--- Short task ---
Return each line holding the string "they".

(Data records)
--- Begin ---
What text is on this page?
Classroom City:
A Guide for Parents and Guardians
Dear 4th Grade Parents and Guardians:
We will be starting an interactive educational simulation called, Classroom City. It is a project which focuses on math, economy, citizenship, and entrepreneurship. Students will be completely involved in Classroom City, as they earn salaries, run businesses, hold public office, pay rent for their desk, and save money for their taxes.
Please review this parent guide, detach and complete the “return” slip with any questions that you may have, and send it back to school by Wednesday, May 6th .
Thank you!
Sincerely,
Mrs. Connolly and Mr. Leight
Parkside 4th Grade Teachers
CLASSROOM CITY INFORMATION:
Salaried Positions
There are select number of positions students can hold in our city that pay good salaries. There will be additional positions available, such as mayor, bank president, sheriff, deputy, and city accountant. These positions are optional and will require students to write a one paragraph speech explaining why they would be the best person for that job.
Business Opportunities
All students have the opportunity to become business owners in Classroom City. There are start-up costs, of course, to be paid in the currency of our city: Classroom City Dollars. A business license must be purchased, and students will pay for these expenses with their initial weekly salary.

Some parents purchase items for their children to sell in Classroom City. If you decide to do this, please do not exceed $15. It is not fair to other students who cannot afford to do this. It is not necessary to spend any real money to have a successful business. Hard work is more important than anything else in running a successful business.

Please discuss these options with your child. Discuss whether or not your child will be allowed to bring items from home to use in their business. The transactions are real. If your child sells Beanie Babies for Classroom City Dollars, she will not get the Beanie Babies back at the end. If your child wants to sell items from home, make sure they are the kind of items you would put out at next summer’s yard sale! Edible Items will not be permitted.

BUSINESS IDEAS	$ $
--- End ---
--- The solution ---
We will be starting an interactive educational simulation called, Classroom City. It is a project which focuses on math, economy, citizenship, and entrepreneurship. Students will be completely involved in Classroom City, as they earn salaries, run businesses, hold public office, pay rent for their desk, and save money for their taxes.
There are select number of positions students can hold in our city that pay good salaries. There will be additional positions available, such as mayor, bank president, sheriff, deputy, and city accountant. These positions are optional and will require students to write a one paragraph speech explaining why they would be the best person for that job.
Please discuss these options with your child. Discuss whether or not your child will be allowed to bring items from home to use in their business. The transactions are real. If your child sells Beanie Babies for Classroom City Dollars, she will not get the Beanie Babies back at the end. If your child wants to sell items from home, make sure they are the kind of items you would put out at next summer’s yard sale! Edible Items will not be permitted.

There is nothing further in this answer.